◆ **Objetivos**
1. Atualize o trecho do texto sobre os irmãos Coutinho que começa nas palavras "Porém, a trajetória" e vai até "Cremona, 1958: 203-205).", trocando "guerras" por "campanhas".
2. Explique, com base no texto sobre os irmãos Coutinho, como morreu Lopo de Sousa Coutinho.
3. Retome o texto sobre os irmãos Coutinho a partir do ponto em que ele termina.

◆ **Texto fornecido**
Irmãos Coutinho: Gonçalo Vaz Coutinho; João Rodrigues Coutinho; Manuel de Sousa Coutinho (Frei Luís de Sousa)

O percurso dos irmãos Coutinho revela uma estratégia familiar onde o comércio e os serviços prestados no ultramar se transformaram em um fator importante para a ascensão social. Os irmãos consolidaram as conexões entre a Península Ibérica e os espaços ultramarinos e inauguraram a fase da complementaridade atlântica. Através do tráfico de escravos, como fator de enriquecimento e de construção de redes sociais e políticas para ascensão no reino e na corte. Equipararam os serviços e o governo de Angola àqueles prestados no norte da África e nas Índias. Levaram o tráfico de escravos a um novo patamar, favorecendo a política indigenista nas Américas, e incrementaram a produção e o comércio atlântico. 

Porém, a trajetória de serviços à Coroa, que incluía as guerras no Norte da África e na Índia, seguida de cargos militares e de governo no Atlântico, para uma ascensão social no Reino, remete à história paterna, de Lopo de Sousa Coutinho. Filho de Fernão Coutinho e de D. Joana de Brito, neto do 2º conde de Marialva, D. Gonçalo Coutinho, Lopo nasceu em Santarém, por volta de 1515. Foi militar, esteve na tomada de Azamor e combateu na Índia, no governo de Nuno da Cunha, onde participou do cerco de Diu, tendo escrito um livro sobre esse evento (Furley, Cremona, 1958: 203-205). 

Lopo retornou a Portugal em 1545, sendo nomeado pelo conselho do rei D. João III, capitão e governador de São Jorge da Mina onde, segundo Luiz Felipe de Alencastro (2000: 404, n. 18), se envolveu com o tráfico de escravos. Lopo de Sousa foi casado com D. Maria de Noronha (filha de D. Fernando de Noronha, capitão de Azamor), que era dama da rainha D. Catarina. Tiveram muitos filhos, dentre os quais: o primogênito, Rui Lopes Coutinho, Diogo Lopes Coutinho, João Rodrigues Coutinho, Gonçalo Vaz Coutinho, nascido em Santarém no ano de 1556, Manuel de Sousa Coutinho, nascido na mesma cidade em 1558, Lopo de Sousa Coutinho e André de Sousa Coutinho. Lopo morreu em um acidente: ao apear de seu cavalo, precipitou-se sobre sua própria espada.

Dados de anotação de caixas

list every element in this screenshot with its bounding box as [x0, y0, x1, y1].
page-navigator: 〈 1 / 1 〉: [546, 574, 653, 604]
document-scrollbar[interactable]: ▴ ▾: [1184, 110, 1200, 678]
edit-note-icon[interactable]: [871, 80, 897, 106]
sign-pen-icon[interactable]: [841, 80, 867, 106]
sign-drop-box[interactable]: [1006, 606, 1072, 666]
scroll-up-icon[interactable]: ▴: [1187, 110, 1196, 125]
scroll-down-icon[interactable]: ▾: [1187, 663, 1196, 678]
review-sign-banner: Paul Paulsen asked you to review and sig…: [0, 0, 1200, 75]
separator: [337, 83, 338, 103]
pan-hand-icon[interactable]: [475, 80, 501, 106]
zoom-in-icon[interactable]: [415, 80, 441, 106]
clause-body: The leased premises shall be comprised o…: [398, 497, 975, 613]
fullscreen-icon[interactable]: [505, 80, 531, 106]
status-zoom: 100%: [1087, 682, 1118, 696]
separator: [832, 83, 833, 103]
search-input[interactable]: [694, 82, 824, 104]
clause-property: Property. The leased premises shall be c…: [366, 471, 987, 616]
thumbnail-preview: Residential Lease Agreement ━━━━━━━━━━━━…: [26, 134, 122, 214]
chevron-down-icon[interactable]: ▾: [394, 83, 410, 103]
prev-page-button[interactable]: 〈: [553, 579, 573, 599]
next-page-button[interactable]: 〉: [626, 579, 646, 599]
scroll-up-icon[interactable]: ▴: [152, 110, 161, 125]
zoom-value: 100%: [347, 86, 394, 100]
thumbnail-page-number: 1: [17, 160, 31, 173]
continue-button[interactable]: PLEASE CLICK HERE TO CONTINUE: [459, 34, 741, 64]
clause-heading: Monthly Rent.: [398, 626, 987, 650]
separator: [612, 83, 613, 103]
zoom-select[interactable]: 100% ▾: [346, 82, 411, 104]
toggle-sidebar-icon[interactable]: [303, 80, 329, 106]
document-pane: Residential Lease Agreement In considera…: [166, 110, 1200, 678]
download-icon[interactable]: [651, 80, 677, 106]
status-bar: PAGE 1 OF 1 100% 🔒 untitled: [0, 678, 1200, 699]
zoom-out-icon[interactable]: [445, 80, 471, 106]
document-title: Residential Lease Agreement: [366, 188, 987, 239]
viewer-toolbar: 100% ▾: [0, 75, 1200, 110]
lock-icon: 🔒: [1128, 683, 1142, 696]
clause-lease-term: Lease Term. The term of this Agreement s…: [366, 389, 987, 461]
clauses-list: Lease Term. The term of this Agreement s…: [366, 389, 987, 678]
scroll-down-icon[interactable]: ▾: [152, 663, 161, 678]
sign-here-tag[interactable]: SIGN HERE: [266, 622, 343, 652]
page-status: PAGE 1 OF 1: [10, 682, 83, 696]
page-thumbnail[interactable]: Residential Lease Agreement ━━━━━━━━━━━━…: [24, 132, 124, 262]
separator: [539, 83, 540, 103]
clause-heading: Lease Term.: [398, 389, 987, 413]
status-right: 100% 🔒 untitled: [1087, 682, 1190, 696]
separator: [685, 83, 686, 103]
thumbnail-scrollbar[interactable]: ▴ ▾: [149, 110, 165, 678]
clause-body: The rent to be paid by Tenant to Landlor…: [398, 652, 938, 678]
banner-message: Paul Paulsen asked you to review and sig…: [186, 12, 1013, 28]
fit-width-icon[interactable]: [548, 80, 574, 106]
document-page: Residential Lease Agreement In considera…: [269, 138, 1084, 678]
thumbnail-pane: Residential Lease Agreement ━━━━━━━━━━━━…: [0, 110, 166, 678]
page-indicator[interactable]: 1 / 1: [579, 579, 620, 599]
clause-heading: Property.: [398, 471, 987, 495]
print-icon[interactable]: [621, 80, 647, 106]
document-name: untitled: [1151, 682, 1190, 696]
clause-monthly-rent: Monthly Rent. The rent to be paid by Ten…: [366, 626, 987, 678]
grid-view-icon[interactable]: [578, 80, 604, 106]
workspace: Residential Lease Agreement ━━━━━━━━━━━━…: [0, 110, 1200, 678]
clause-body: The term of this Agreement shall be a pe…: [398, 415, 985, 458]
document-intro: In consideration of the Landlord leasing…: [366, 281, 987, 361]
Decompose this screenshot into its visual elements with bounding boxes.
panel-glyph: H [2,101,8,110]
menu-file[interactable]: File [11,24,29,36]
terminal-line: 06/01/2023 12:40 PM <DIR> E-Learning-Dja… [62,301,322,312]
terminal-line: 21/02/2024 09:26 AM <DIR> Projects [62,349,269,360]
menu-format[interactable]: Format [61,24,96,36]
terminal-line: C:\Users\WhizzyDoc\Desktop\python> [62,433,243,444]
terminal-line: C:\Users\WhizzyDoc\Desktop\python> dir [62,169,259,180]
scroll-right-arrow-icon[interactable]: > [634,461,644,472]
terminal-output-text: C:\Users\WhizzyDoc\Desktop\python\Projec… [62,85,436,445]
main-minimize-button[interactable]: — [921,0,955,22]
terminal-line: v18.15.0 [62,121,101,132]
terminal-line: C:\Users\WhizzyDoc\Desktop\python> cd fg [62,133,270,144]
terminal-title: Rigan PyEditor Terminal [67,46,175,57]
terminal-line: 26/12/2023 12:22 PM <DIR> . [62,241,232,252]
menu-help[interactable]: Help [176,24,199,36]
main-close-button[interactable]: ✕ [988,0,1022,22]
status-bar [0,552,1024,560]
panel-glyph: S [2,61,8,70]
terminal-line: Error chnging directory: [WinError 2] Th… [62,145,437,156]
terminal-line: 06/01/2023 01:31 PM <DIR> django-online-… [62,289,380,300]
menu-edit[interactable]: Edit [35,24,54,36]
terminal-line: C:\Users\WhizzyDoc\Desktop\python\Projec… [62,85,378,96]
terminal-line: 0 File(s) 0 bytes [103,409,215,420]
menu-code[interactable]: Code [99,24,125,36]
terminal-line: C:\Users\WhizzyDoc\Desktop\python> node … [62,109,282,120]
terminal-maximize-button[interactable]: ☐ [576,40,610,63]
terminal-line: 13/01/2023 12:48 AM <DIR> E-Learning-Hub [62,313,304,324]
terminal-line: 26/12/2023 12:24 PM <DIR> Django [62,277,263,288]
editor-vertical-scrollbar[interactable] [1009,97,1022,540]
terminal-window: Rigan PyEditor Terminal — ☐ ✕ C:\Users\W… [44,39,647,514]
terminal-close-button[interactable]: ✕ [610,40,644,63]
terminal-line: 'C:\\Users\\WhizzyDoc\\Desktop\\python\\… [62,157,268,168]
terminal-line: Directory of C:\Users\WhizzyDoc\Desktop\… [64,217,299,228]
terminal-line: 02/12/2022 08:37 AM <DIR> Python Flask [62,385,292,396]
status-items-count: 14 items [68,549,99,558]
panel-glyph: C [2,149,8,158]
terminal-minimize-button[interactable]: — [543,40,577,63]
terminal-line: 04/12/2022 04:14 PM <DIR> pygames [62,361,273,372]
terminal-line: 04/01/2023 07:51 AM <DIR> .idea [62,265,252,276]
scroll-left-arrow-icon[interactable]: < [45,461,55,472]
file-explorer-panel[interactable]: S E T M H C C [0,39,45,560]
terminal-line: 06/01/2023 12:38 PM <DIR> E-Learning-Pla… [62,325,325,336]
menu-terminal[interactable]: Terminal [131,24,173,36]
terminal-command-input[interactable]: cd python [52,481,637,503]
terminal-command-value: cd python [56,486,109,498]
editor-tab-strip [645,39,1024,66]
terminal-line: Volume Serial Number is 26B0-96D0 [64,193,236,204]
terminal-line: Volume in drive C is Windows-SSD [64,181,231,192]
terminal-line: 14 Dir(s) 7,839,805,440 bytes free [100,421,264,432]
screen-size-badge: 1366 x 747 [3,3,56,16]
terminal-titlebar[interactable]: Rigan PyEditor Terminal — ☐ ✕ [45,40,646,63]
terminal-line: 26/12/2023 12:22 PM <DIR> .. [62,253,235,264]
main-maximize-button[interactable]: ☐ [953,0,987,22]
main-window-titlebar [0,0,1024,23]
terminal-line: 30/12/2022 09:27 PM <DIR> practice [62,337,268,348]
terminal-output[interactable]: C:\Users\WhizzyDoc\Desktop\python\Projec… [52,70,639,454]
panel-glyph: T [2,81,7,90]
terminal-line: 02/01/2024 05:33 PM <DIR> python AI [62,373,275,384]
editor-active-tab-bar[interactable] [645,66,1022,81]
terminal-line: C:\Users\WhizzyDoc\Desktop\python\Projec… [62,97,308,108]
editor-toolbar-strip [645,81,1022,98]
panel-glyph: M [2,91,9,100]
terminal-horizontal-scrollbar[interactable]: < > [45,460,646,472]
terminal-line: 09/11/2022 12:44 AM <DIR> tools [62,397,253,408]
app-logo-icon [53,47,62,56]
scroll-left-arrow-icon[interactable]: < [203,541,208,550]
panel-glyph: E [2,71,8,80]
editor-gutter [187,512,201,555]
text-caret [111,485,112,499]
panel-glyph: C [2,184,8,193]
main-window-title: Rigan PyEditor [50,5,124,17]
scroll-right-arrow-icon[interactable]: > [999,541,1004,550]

◆ **Respostas por tarefa**
1.
Porém, a trajetória de serviços à Coroa, que incluía as campanhas no Norte da África e na Índia, seguida de cargos militares e de governo no Atlântico, para uma ascensão social no Reino, remete à história paterna, de Lopo de Sousa Coutinho. Filho de Fernão Coutinho e de D. Joana de Brito, neto do 2º conde de Marialva, D. Gonçalo Coutinho, Lopo nasceu em Santarém, por volta de 1515. Foi militar, esteve na tomada de Azamor e combateu na Índia, no governo de Nuno da Cunha, onde participou do cerco de Diu, tendo escrito um livro sobre esse evento (Furley, Cremona, 1958: 203-205).

2. Lopo morreu em um acidente: ao apear de seu cavalo, caiu sobre a própria espada.

3.
Gonçalo Vaz obteve o grau de bacharel em Artes pela Universidade de Coimbra, em 1575, e o de licenciado e mestre em Artes, no ano seguinte. Frequentou o curso de Teologia, mas o abandonou em 1577. Manuel de Sousa Coutinho foi nomeado moço fidalgo da Casa Real em 1572 pelos serviços prestados por seu pai e por seu avô. Em seu alistamento à Ordem de Malta, foi preso pelos “mouros” em sua partida da Ilha da Sardenha, em 1577, sendo levado cativo para Argel. Resgatado de Argel, Manuel viveu em Valência, onde estudou sob a supervisão de Jaime Falcão. Retornou a Portugal em 1579 e, no ano seguinte, foi nomeado alcaide-mor do castelo de Marialva e capitão das ordenanças da vila pelos governadores de Portugal, enquanto os irmãos Rui Lopes e Lopo de Sousa participaram da batalha de Alcácer Quibir, onde o rei D. Sebastião desapareceu (Labrador, 2006: 959, 1230, 1267).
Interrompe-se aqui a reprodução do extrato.